» **Required task A**
From the forum thread about overclocking, reproduce word for word the passage that opens with the words containing "Diamond Member" and closes with "that to you?".
» **Required task B**
In the forum thread about overclocking, what clock speed were the AM2 Semprons?

» **Selection**

Try telling that to the wife. :whiste:

lolz... put a bench station outside and get overclocking!

Why u wasting god's gift to us?

Heh, I used to do that in my garage. Just open the garage door a bit in Winter and voila! Had great fun messing with low end chips (hey I had to pay for them when I was unemployed and a grad student). Had some 1.6GHz AM2 Semprons that was good for near double the speed.
 

Makaveli

Diamond Member
Feb 8, 2002
4,992
1,579
136
Try telling that to the wife. :whiste:



Heh, I used to do that in my garage. Just open the garage door a bit in Winter and voila! Had great fun messing with low end chips (hey I had to pay for them when I was unemployed and a grad student). Had some 1.6GHz AM2 Semprons that was good for near double the speed.

haha zap that doesn't apply to relationships.

What would you do if you wife was the one that suggested that to you?

» **Data provided**
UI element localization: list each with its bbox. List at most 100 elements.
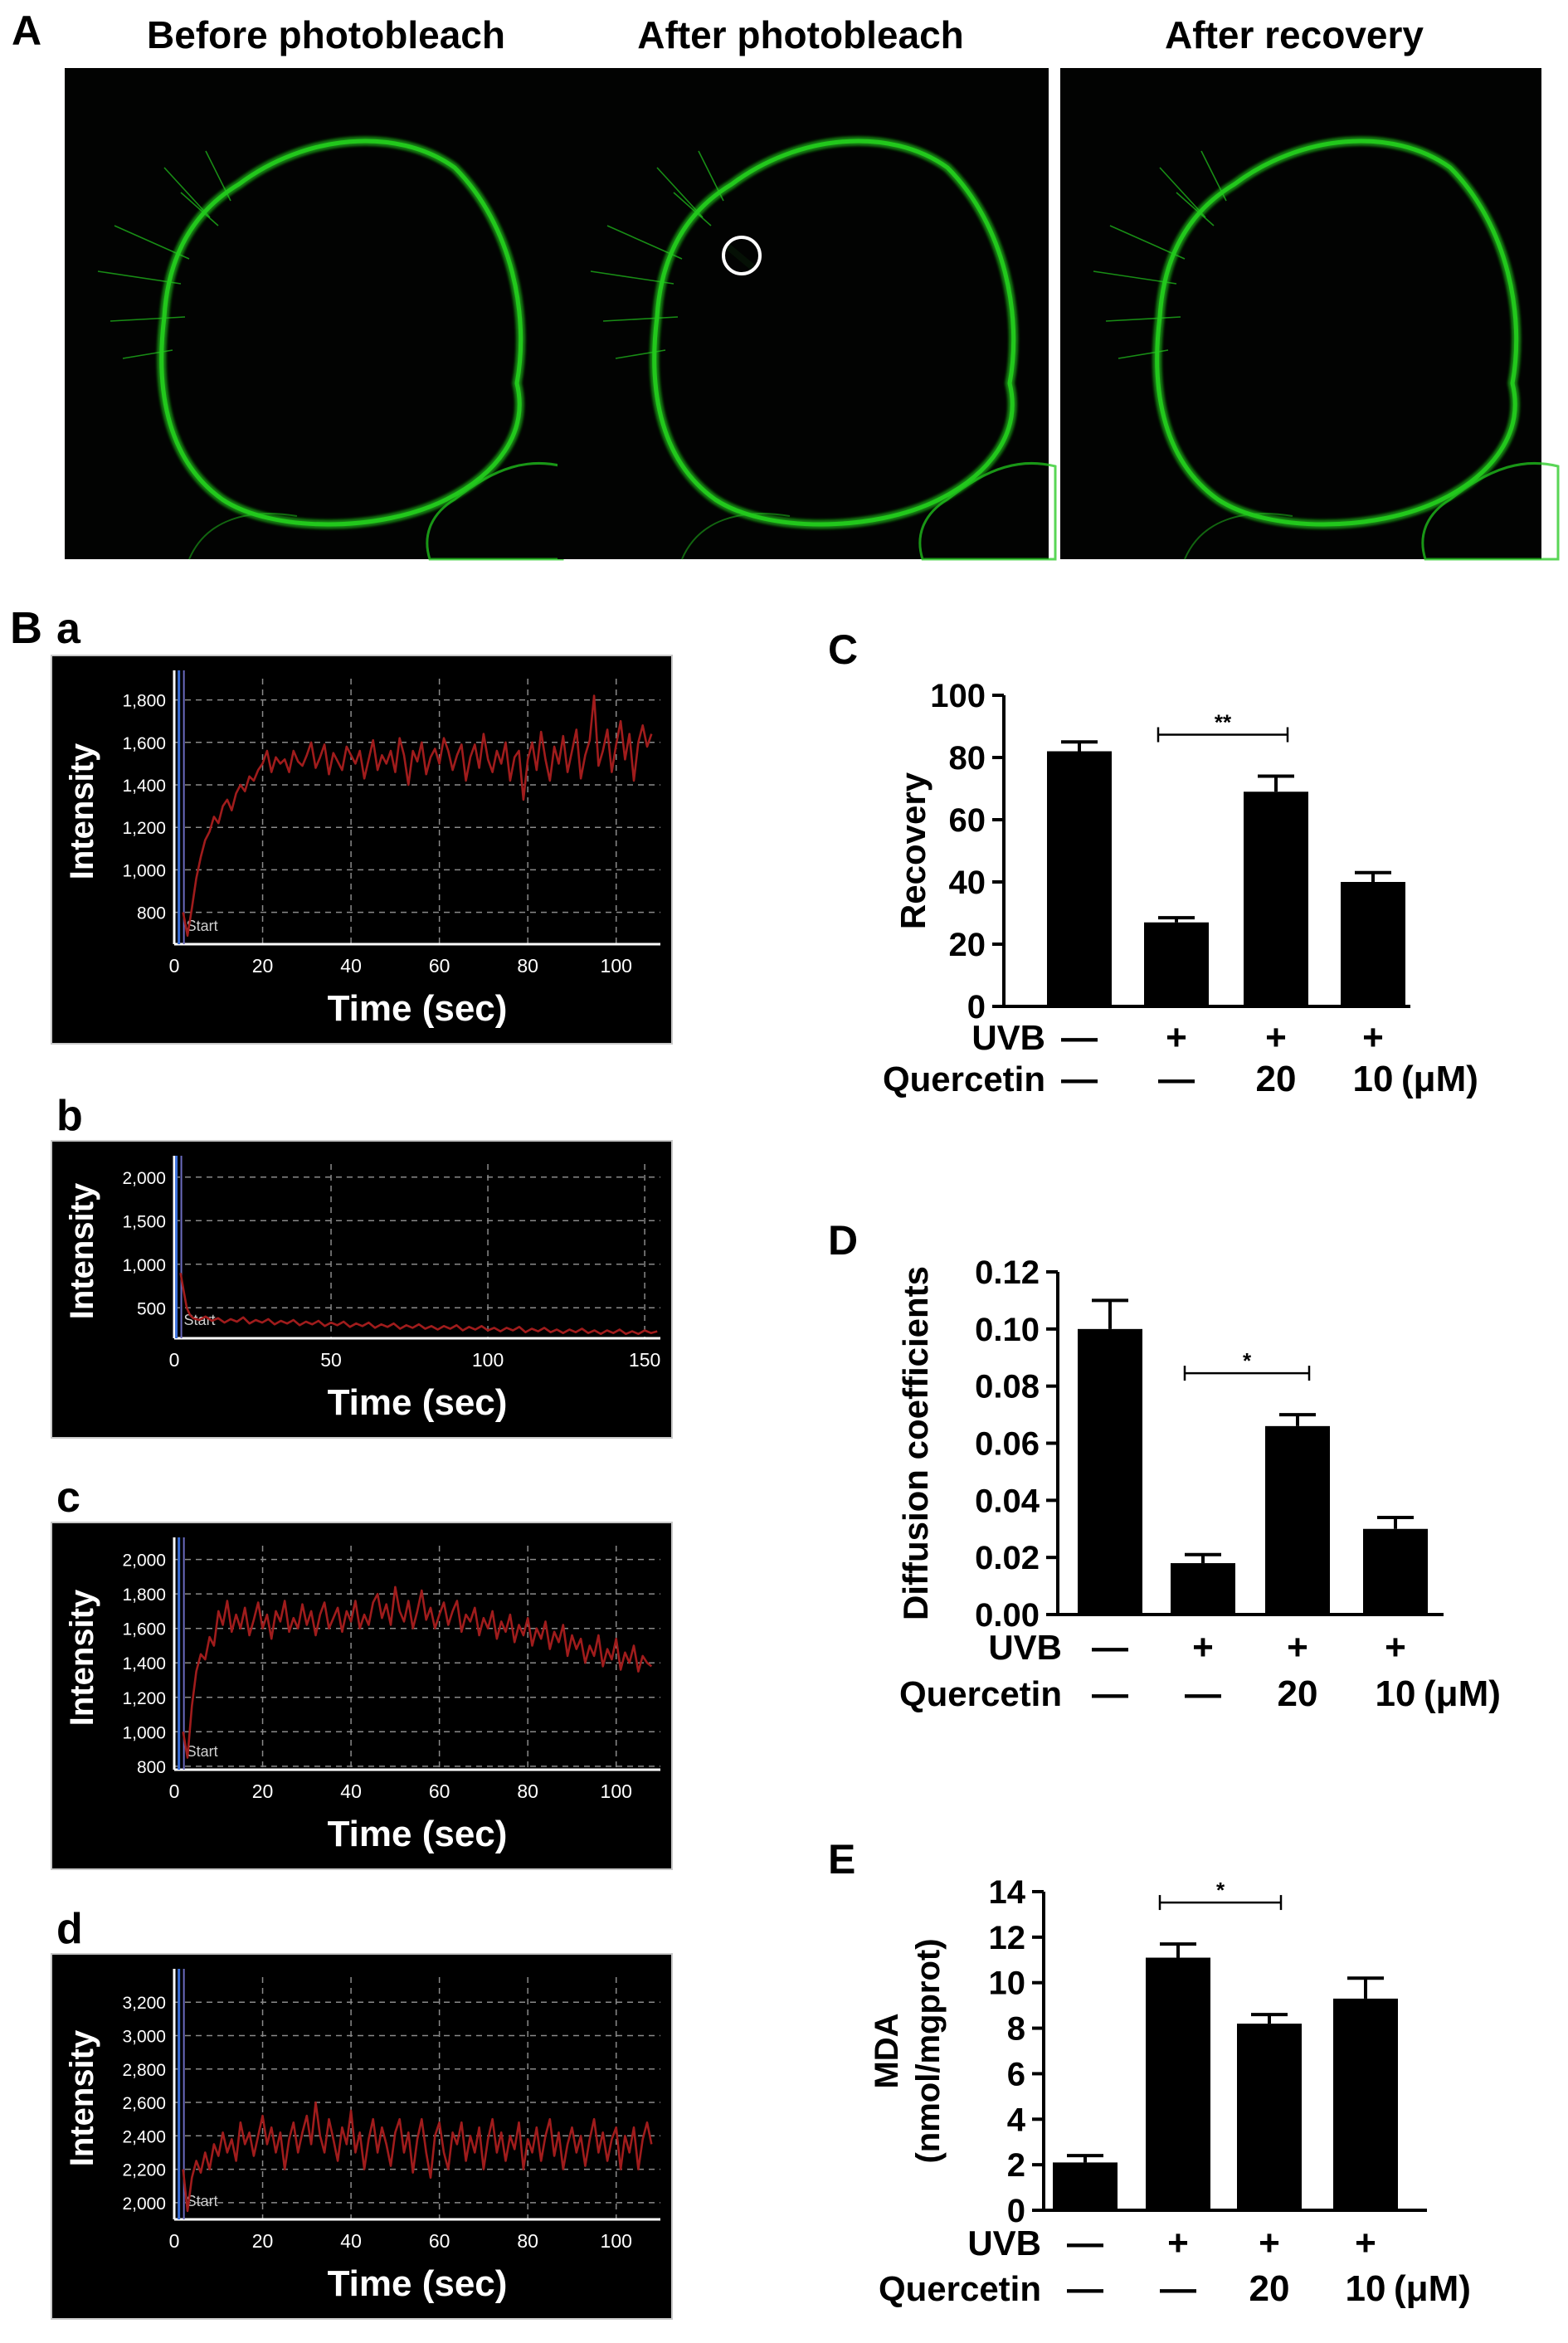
x-tick-label: 20 bbox=[252, 1780, 274, 1802]
x-tick-label: 0 bbox=[169, 2230, 180, 2252]
x-tick-label: 80 bbox=[517, 955, 538, 977]
start-marker-label: Start bbox=[187, 918, 218, 934]
x-tick-label: 100 bbox=[601, 1780, 632, 1802]
quercetin-value: 20 bbox=[1256, 1059, 1297, 1099]
quercetin-value: 10 bbox=[1346, 2268, 1386, 2309]
cell-membrane bbox=[159, 139, 523, 527]
bar bbox=[1244, 792, 1308, 1006]
filopodium bbox=[1109, 225, 1186, 260]
y-tick-label: 2,000 bbox=[122, 2194, 166, 2214]
diffusion-bar-chart: 0.00 0.02 0.04 0.06 0.08 0.10 0.12 * Diffusion c… bbox=[896, 1254, 1501, 1714]
x-tick-label: 80 bbox=[517, 1780, 538, 1802]
y-tick-label: 0.08 bbox=[975, 1369, 1040, 1405]
y-tick-label: 1,600 bbox=[122, 1620, 166, 1639]
trace-sublabel: d bbox=[56, 1905, 83, 1953]
y-tick-label: 8 bbox=[1007, 2011, 1025, 2048]
uvb-value: + bbox=[1259, 2223, 1280, 2263]
trace-background bbox=[51, 1522, 673, 1870]
panel-a: A Before photobleach After photobleach A… bbox=[12, 7, 1560, 561]
y-tick-label: 800 bbox=[137, 904, 166, 923]
panel-d-letter: D bbox=[828, 1217, 858, 1264]
panel-d: D 0.00 0.02 0.04 0.06 0.08 0.10 0.12 * Diffusion… bbox=[828, 1217, 1501, 1714]
y-axis-title: Intensity bbox=[64, 1182, 100, 1319]
quercetin-value: 20 bbox=[1249, 2268, 1290, 2309]
uvb-value: — bbox=[1092, 1627, 1128, 1668]
filopodium bbox=[1200, 150, 1227, 202]
quercetin-value: — bbox=[1067, 2268, 1103, 2309]
significance-label: ** bbox=[1215, 710, 1232, 735]
y-tick-label: 1,200 bbox=[122, 1689, 166, 1708]
quercetin-value: — bbox=[1092, 1673, 1128, 1714]
trace-background bbox=[51, 655, 673, 1045]
mda-bar-chart: 0 2 4 6 8 10 12 14 * MDA (nmol/mgprot) UVB Quercetin… bbox=[869, 1874, 1471, 2309]
y-tick-label: 1,400 bbox=[122, 777, 166, 796]
uvb-value: + bbox=[1385, 1627, 1406, 1668]
y-tick-label: 1,000 bbox=[122, 861, 166, 880]
y-tick-label: 0.04 bbox=[975, 1483, 1040, 1519]
filopodium bbox=[1093, 270, 1177, 285]
bar bbox=[1341, 882, 1405, 1006]
x-axis-title: Time (sec) bbox=[328, 988, 508, 1029]
neighbor-cell-membrane bbox=[918, 461, 1057, 561]
quercetin-value: — bbox=[1158, 1059, 1195, 1099]
x-tick-label: 100 bbox=[601, 955, 632, 977]
uvb-value: + bbox=[1166, 1017, 1187, 1058]
uvb-value: + bbox=[1167, 2223, 1189, 2263]
y-tick-label: 40 bbox=[949, 865, 986, 901]
y-tick-label: 1,400 bbox=[122, 1654, 166, 1673]
filopodium bbox=[590, 270, 674, 285]
y-tick-label: 1,800 bbox=[122, 692, 166, 711]
x-tick-label: 40 bbox=[340, 2230, 362, 2252]
y-tick-label: 1,600 bbox=[122, 734, 166, 753]
trace-sublabel: c bbox=[56, 1474, 80, 1522]
uvb-value: + bbox=[1355, 2223, 1376, 2263]
x-tick-label: 100 bbox=[601, 2230, 632, 2252]
y-tick-label: 100 bbox=[930, 678, 986, 714]
filopodium bbox=[656, 167, 704, 218]
y-tick-label: 1,000 bbox=[122, 1256, 166, 1275]
lower-cell-membrane bbox=[188, 513, 298, 560]
intensity-trace bbox=[182, 694, 653, 938]
x-tick-label: 60 bbox=[429, 1780, 450, 1802]
filopodium bbox=[1159, 167, 1206, 218]
row-label-uvb: UVB bbox=[967, 2224, 1041, 2263]
panel-c-letter: C bbox=[828, 626, 858, 673]
bar bbox=[1363, 1528, 1428, 1615]
quercetin-value: — bbox=[1185, 1673, 1221, 1714]
concentration-unit: (μM) bbox=[1424, 1673, 1501, 1714]
x-tick-label: 0 bbox=[169, 1349, 180, 1371]
fluorescence-trace-c: c 800 1,000 1,200 1,400 1,600 1,800 2,000 0 20 40 6… bbox=[51, 1474, 673, 1870]
x-axis-title: Time (sec) bbox=[328, 1382, 508, 1423]
x-tick-label: 20 bbox=[252, 2230, 274, 2252]
fluorescence-trace-a: a 800 1,000 1,200 1,400 1,600 1,800 0 20 40 60 80 10… bbox=[51, 605, 673, 1045]
y-tick-label: 14 bbox=[989, 1874, 1026, 1911]
trace-sublabel: a bbox=[56, 605, 81, 653]
quercetin-value: 10 bbox=[1376, 1673, 1416, 1714]
y-axis-title: Intensity bbox=[64, 1589, 100, 1726]
x-tick-label: 100 bbox=[472, 1349, 504, 1371]
neighbor-cell-membrane bbox=[1421, 461, 1560, 561]
filopodium bbox=[110, 316, 186, 322]
filopodium bbox=[1176, 192, 1215, 227]
microscopy-image-after-photobleach bbox=[558, 68, 1057, 561]
filopodium bbox=[180, 192, 219, 227]
filopodium bbox=[97, 270, 182, 285]
y-tick-label: 0.02 bbox=[975, 1540, 1040, 1576]
y-tick-label: 20 bbox=[949, 927, 986, 963]
y-tick-label: 2,800 bbox=[122, 2061, 166, 2080]
bleached-region bbox=[725, 243, 755, 270]
bar bbox=[1171, 1563, 1235, 1615]
x-axis-title: Time (sec) bbox=[328, 1814, 508, 1854]
y-axis-title: MDA bbox=[869, 2013, 905, 2088]
image-3-title: After recovery bbox=[1165, 13, 1424, 56]
uvb-value: + bbox=[1192, 1627, 1214, 1668]
concentration-unit: (μM) bbox=[1401, 1059, 1478, 1099]
x-tick-label: 40 bbox=[340, 955, 362, 977]
y-tick-label: 2,400 bbox=[122, 2127, 166, 2146]
trace-background bbox=[51, 1140, 673, 1439]
panel-e-letter: E bbox=[828, 1836, 855, 1883]
filopodium bbox=[673, 192, 712, 227]
filopodium bbox=[122, 349, 173, 359]
quercetin-value: — bbox=[1061, 1059, 1098, 1099]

» **Full response A**
Diamond Member
Feb 8, 2002
4,992
1,579
136
Try telling that to the wife. :whiste:



Heh, I used to do that in my garage. Just open the garage door a bit in Winter and voila! Had great fun messing with low end chips (hey I had to pay for them when I was unemployed and a grad student). Had some 1.6GHz AM2 Semprons that was good for near double the speed.

haha zap that doesn't apply to relationships.

What would you do if you wife was the one that suggested that to you?

» **Full response B**
1.6GHz.